Aim →
Print the listing below line by line, word for word, keeping every line in its original order.

# Start of Entries supplied

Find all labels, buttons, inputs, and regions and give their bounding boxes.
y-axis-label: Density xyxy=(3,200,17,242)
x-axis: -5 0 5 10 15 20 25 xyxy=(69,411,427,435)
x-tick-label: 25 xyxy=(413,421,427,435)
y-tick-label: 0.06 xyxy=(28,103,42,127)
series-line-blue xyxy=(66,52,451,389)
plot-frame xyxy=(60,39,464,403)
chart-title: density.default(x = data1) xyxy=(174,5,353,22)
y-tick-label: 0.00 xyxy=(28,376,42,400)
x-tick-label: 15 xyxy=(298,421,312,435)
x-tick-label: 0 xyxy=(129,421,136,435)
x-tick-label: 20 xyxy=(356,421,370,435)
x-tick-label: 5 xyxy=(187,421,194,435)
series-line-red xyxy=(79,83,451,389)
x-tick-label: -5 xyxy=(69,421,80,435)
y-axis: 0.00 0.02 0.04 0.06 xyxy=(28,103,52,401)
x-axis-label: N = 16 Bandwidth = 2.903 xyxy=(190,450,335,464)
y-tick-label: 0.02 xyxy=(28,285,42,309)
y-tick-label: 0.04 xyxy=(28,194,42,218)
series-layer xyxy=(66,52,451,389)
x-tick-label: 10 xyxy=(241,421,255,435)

# End of Entries supplied

Correct result →
Find all labels, buttons, inputs, and regions and give their bounding boxes.
y-axis-label: Density xyxy=(3,200,17,242)
x-axis: -5 0 5 10 15 20 25 xyxy=(69,411,427,435)
x-tick-label: 25 xyxy=(413,421,427,435)
y-tick-label: 0.06 xyxy=(28,103,42,127)
series-line-blue xyxy=(66,52,451,389)
plot-frame xyxy=(60,39,464,403)
chart-title: density.default(x = data1) xyxy=(174,5,353,22)
y-tick-label: 0.00 xyxy=(28,376,42,400)
x-tick-label: 15 xyxy=(298,421,312,435)
x-tick-label: 0 xyxy=(129,421,136,435)
x-tick-label: 20 xyxy=(356,421,370,435)
x-tick-label: 5 xyxy=(187,421,194,435)
series-line-red xyxy=(79,83,451,389)
x-tick-label: -5 xyxy=(69,421,80,435)
y-axis: 0.00 0.02 0.04 0.06 xyxy=(28,103,52,401)
x-axis-label: N = 16 Bandwidth = 2.903 xyxy=(190,450,335,464)
y-tick-label: 0.02 xyxy=(28,285,42,309)
y-tick-label: 0.04 xyxy=(28,194,42,218)
series-layer xyxy=(66,52,451,389)
x-tick-label: 10 xyxy=(241,421,255,435)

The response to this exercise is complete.